WORK ITEM: List every line below containing "Ella".

[Dataset items]
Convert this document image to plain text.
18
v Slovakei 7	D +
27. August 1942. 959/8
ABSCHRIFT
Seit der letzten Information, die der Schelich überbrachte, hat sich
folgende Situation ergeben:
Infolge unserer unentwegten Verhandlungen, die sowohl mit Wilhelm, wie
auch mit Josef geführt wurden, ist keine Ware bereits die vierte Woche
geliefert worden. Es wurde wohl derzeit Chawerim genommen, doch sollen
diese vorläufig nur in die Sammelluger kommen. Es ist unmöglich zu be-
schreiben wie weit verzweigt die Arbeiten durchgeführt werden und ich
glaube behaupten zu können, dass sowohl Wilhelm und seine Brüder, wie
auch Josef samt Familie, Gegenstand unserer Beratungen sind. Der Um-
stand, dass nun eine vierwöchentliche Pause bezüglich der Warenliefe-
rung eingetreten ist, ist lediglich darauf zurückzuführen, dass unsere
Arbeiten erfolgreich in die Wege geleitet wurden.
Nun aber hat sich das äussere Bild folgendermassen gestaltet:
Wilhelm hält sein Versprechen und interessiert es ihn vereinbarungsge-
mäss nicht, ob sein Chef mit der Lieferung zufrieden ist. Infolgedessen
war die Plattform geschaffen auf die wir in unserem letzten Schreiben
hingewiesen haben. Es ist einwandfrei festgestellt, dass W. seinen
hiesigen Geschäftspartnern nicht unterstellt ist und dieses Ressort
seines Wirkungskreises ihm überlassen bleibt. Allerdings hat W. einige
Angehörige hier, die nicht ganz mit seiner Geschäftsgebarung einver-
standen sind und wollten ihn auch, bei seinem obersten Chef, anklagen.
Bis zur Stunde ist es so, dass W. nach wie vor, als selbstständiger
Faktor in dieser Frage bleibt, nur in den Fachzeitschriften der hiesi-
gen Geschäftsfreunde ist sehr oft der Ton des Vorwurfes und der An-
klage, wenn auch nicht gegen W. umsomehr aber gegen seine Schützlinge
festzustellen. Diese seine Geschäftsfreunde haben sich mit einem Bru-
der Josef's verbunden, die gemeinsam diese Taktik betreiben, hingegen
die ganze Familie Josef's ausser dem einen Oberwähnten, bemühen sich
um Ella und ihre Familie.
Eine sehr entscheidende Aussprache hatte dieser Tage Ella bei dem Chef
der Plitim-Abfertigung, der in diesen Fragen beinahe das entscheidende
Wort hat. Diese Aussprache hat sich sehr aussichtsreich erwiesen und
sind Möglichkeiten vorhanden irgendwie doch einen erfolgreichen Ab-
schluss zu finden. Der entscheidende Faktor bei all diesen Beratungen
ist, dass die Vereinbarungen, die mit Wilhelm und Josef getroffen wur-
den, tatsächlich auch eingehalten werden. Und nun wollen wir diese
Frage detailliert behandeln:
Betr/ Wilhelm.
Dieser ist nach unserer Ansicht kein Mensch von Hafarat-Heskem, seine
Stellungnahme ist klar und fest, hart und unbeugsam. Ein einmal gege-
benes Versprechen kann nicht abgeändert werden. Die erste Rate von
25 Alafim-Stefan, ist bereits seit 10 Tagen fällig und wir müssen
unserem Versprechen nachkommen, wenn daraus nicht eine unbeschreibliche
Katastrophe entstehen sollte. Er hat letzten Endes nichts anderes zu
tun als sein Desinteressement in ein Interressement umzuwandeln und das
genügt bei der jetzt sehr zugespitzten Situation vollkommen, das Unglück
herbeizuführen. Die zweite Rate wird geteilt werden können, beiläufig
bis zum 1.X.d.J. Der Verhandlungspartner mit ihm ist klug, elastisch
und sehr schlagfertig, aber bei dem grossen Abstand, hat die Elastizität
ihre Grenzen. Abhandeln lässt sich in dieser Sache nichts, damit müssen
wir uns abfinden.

REPLY:
um Ella und ihre Familie.
Eine sehr entscheidende Aussprache hatte dieser Tage Ella bei dem Chef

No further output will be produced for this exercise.